DIRECTION: Copy out all lines in the data below containing the string "gennaio".

___ MATERIAL SUPPLIED

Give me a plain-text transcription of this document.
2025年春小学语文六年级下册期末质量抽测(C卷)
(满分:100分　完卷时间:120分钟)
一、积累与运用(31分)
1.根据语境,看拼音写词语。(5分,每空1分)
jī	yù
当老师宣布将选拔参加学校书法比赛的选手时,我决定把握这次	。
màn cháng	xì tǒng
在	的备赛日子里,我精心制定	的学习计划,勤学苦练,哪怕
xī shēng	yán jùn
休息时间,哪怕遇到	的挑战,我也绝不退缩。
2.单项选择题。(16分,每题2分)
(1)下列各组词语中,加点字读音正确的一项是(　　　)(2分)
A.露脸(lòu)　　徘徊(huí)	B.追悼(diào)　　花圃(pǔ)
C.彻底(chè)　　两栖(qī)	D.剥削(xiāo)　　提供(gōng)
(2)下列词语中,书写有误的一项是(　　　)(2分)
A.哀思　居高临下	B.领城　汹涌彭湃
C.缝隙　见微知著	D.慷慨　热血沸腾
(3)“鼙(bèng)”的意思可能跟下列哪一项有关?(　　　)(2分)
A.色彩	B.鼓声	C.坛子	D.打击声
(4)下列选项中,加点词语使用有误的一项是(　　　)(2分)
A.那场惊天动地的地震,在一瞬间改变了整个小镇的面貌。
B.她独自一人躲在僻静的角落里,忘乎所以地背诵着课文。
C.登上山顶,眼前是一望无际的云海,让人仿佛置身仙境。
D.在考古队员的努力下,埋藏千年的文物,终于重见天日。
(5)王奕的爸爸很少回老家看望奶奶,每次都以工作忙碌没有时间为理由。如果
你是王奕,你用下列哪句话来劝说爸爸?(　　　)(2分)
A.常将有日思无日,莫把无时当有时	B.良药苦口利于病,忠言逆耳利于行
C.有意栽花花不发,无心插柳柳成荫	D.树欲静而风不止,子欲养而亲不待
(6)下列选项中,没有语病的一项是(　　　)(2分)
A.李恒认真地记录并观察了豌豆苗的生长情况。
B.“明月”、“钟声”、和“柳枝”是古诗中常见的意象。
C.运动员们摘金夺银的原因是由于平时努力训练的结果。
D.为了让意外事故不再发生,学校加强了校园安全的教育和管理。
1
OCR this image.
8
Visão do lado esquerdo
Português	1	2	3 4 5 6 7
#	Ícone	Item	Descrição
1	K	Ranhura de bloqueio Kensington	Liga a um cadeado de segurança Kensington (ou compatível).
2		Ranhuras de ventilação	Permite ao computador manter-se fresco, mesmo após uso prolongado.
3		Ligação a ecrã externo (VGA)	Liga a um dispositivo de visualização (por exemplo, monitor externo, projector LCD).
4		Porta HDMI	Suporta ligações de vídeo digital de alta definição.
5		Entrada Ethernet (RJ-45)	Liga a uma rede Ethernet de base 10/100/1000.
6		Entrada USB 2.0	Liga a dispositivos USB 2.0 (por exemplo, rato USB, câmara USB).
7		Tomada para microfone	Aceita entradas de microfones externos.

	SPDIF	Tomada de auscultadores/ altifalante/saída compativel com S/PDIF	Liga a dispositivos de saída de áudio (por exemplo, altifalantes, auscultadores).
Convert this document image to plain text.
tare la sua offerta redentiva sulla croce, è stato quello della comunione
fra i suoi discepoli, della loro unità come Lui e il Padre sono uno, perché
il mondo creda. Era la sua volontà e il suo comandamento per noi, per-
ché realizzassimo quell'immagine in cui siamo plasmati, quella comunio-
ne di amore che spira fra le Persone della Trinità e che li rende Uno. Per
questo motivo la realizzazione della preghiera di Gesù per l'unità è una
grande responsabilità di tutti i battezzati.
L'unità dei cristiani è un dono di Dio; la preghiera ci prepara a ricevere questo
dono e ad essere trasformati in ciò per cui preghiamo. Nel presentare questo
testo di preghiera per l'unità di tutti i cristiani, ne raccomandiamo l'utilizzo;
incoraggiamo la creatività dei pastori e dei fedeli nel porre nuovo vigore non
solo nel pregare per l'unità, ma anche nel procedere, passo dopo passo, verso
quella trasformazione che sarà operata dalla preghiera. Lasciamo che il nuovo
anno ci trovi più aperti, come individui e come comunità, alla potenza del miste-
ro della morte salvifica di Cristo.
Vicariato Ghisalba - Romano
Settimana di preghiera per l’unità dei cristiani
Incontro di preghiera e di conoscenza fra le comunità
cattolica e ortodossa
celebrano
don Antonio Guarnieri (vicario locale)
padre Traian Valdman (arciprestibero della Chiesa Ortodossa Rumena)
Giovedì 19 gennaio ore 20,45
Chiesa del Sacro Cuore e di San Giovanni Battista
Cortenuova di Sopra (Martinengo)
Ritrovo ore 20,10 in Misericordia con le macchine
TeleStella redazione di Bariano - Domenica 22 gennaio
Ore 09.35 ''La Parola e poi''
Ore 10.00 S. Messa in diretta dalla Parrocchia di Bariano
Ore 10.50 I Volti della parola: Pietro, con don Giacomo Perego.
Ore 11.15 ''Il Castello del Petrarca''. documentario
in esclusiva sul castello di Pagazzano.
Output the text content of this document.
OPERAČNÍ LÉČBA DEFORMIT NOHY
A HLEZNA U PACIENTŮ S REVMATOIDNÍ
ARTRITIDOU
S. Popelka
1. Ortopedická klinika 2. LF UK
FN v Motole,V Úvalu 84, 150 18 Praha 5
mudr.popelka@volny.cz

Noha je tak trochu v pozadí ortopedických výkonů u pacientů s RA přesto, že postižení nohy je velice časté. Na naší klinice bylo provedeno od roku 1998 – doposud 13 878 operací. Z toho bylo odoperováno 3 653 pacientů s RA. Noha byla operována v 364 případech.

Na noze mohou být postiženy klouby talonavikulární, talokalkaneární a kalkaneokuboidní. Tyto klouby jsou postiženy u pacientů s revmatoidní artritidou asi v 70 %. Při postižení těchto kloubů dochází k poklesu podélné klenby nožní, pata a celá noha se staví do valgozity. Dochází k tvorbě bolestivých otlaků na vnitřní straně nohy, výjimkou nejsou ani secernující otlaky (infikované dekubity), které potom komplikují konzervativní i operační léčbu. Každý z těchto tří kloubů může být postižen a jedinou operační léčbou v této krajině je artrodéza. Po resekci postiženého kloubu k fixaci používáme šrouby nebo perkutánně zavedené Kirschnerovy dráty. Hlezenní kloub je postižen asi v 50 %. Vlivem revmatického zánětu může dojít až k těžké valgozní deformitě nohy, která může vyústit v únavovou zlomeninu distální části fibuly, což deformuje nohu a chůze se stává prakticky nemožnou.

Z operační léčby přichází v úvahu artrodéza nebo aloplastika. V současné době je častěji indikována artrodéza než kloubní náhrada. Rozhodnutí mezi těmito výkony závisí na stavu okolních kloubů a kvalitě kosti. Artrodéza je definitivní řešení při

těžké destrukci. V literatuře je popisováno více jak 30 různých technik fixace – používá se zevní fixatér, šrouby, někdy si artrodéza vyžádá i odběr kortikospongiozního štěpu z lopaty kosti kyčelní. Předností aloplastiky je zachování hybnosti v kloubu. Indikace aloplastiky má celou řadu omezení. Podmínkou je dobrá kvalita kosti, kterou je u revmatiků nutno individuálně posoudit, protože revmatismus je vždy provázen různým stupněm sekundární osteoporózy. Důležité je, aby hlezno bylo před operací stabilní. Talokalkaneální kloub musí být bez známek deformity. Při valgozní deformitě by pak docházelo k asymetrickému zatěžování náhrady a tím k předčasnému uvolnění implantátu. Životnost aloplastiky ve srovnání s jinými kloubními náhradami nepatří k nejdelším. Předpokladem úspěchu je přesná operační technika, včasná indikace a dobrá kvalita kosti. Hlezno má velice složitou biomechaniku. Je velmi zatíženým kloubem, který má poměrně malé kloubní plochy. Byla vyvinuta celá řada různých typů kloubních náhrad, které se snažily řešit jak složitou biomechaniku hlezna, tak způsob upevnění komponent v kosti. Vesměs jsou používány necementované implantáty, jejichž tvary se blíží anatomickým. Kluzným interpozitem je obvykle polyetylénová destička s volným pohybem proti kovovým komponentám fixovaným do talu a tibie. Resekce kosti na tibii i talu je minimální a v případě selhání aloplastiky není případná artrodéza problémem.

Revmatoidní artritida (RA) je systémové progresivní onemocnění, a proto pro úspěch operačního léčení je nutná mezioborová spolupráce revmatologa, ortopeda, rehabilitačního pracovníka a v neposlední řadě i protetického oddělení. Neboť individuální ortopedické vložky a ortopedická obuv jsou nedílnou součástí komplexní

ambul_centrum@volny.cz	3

______

RESULT:
Giovedì 19 gennaio ore 20,45
TeleStella redazione di Bariano - Domenica 22 gennaio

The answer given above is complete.